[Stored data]
###

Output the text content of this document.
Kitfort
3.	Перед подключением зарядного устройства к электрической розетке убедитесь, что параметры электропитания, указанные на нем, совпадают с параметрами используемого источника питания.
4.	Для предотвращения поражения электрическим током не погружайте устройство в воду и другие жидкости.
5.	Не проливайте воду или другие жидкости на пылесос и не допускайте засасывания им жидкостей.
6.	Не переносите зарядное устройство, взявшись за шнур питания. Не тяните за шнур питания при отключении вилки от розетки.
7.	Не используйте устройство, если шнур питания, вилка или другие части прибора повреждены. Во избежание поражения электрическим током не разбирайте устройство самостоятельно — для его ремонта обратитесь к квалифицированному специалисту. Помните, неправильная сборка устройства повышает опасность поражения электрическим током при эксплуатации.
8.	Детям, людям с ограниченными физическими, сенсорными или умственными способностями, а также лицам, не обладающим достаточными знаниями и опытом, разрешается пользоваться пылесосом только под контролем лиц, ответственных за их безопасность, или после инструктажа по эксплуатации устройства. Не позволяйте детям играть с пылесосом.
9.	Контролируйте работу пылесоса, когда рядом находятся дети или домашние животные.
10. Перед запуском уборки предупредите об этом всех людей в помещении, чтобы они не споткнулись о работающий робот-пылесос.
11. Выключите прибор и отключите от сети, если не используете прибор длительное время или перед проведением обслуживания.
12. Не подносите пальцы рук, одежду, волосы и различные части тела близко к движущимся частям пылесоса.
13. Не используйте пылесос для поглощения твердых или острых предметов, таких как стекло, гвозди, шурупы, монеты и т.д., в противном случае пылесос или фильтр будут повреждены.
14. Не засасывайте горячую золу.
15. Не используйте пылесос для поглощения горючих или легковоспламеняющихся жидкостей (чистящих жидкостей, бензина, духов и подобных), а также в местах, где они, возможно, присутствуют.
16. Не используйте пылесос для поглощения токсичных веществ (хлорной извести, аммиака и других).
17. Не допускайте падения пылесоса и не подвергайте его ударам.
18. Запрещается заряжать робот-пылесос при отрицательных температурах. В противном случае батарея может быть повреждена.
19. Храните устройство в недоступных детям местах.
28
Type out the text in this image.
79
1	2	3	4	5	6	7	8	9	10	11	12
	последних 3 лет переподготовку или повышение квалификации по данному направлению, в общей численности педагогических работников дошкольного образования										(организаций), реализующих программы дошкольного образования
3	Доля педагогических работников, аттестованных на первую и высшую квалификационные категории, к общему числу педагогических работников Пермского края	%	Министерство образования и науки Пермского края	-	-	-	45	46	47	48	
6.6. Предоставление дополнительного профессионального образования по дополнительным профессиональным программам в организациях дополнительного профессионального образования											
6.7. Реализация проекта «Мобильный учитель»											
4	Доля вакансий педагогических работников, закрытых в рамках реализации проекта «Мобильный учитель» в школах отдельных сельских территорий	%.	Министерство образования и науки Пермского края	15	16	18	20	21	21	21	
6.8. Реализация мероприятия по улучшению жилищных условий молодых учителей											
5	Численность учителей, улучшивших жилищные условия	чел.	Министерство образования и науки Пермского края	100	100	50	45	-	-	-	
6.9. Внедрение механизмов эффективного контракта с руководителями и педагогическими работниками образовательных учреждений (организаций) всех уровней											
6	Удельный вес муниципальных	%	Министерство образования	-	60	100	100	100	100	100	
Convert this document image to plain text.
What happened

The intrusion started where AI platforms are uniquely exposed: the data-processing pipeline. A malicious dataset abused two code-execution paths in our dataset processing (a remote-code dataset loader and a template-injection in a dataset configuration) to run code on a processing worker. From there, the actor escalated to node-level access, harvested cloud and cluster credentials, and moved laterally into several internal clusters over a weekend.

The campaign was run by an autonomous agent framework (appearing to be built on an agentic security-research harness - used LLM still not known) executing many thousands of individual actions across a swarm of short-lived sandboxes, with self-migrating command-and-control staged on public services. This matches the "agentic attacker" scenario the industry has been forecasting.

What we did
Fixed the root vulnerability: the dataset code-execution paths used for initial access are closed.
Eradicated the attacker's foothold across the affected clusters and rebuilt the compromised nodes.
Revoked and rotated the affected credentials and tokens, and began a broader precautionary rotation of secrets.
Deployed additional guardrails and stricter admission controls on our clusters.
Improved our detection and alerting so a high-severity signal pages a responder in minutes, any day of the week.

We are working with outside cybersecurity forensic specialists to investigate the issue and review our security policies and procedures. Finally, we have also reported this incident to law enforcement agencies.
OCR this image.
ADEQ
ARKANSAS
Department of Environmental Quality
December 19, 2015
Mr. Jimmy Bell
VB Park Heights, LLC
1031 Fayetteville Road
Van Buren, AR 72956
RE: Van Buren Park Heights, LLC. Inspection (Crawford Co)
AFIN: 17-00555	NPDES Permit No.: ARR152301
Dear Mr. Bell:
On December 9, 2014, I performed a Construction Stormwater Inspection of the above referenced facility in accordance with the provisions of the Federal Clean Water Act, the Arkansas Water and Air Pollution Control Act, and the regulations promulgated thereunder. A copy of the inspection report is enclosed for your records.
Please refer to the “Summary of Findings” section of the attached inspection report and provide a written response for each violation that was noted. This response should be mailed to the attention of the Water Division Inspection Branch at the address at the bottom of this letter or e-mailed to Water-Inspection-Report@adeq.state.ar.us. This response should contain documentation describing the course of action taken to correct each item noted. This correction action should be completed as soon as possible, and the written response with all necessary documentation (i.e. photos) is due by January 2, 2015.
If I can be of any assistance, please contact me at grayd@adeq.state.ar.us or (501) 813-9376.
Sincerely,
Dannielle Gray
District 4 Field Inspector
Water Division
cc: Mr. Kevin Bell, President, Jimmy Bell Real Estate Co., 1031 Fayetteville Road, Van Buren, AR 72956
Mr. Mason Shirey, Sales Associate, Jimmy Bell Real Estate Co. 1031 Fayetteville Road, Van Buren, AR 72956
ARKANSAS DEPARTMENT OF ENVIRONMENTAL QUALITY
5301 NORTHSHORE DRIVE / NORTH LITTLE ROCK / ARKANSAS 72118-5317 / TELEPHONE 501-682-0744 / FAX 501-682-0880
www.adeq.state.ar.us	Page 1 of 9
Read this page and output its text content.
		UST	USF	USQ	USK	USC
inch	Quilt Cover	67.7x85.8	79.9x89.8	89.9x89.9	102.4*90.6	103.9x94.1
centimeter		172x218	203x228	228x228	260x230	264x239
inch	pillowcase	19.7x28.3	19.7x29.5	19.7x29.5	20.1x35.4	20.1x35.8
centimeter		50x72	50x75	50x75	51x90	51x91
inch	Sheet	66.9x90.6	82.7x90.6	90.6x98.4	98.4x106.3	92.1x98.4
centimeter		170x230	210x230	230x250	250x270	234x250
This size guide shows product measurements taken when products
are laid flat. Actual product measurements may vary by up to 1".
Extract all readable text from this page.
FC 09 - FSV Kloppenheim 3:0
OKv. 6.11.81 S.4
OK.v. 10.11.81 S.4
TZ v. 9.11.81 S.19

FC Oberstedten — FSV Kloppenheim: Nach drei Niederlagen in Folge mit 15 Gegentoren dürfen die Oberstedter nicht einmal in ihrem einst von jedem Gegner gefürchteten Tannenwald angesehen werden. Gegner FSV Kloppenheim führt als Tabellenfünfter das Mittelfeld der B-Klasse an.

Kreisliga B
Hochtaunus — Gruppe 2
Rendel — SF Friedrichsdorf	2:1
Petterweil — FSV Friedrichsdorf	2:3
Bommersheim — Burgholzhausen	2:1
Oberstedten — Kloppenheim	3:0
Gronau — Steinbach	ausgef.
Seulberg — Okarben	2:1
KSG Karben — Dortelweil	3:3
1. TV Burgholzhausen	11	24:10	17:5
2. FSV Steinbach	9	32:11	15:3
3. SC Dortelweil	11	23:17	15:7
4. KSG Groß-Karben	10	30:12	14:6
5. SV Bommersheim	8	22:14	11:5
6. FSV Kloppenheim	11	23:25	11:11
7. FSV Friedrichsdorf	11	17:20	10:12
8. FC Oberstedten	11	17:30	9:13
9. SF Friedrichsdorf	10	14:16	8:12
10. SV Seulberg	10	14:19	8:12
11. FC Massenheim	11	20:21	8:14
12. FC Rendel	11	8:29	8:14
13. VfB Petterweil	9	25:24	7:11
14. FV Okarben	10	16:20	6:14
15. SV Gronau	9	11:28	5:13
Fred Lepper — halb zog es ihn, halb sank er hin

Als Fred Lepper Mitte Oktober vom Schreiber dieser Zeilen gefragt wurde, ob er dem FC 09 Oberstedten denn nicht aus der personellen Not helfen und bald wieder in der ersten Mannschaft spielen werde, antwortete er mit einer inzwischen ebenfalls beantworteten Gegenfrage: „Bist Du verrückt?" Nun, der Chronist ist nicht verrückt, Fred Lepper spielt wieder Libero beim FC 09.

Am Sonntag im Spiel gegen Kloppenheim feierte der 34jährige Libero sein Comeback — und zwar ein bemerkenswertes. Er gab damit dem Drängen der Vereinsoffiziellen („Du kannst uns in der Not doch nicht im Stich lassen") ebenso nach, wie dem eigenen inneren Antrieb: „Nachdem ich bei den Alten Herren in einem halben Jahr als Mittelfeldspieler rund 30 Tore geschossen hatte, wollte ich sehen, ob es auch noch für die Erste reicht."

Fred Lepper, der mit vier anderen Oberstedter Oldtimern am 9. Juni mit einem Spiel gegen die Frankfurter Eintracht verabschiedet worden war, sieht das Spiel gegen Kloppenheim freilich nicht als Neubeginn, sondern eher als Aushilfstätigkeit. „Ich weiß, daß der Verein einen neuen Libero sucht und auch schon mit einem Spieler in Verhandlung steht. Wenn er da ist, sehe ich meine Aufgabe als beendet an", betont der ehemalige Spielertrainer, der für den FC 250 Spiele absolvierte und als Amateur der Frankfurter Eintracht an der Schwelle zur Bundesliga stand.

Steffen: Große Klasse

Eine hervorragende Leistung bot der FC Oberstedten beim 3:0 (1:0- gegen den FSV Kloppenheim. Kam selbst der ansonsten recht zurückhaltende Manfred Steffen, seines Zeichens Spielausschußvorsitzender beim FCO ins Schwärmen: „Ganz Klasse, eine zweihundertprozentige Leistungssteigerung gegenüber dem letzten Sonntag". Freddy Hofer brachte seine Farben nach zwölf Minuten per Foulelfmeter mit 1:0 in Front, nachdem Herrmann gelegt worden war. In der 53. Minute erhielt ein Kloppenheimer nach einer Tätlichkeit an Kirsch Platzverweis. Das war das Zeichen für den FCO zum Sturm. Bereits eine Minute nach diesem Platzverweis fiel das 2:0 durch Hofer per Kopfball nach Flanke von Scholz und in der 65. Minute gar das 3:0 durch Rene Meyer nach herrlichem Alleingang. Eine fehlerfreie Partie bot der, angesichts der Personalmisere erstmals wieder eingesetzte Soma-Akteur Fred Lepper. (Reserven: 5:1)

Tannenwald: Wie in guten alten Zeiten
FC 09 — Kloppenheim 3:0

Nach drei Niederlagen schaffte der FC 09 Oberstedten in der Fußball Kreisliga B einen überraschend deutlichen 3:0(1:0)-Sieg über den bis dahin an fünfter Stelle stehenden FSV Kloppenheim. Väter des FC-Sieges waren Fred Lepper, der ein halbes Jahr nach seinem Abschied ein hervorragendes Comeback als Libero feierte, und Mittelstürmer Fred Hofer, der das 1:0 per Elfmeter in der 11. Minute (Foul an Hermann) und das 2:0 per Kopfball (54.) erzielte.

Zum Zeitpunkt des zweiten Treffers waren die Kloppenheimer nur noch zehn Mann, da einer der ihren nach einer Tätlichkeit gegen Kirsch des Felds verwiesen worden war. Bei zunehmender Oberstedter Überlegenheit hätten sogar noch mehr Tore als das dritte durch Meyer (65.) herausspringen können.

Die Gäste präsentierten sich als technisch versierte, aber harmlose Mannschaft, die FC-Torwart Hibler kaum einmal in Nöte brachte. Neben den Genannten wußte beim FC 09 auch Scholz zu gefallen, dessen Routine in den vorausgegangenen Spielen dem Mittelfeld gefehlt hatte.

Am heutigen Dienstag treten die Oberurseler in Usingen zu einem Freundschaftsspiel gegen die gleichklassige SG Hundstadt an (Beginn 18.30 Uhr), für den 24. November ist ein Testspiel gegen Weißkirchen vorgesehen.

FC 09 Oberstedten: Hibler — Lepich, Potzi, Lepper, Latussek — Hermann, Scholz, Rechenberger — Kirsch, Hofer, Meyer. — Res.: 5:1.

###

• **Do this**: How many lines in the records above contain the word "centimeter"? Reply with the number and nothing more.

• **Complete answer**: 3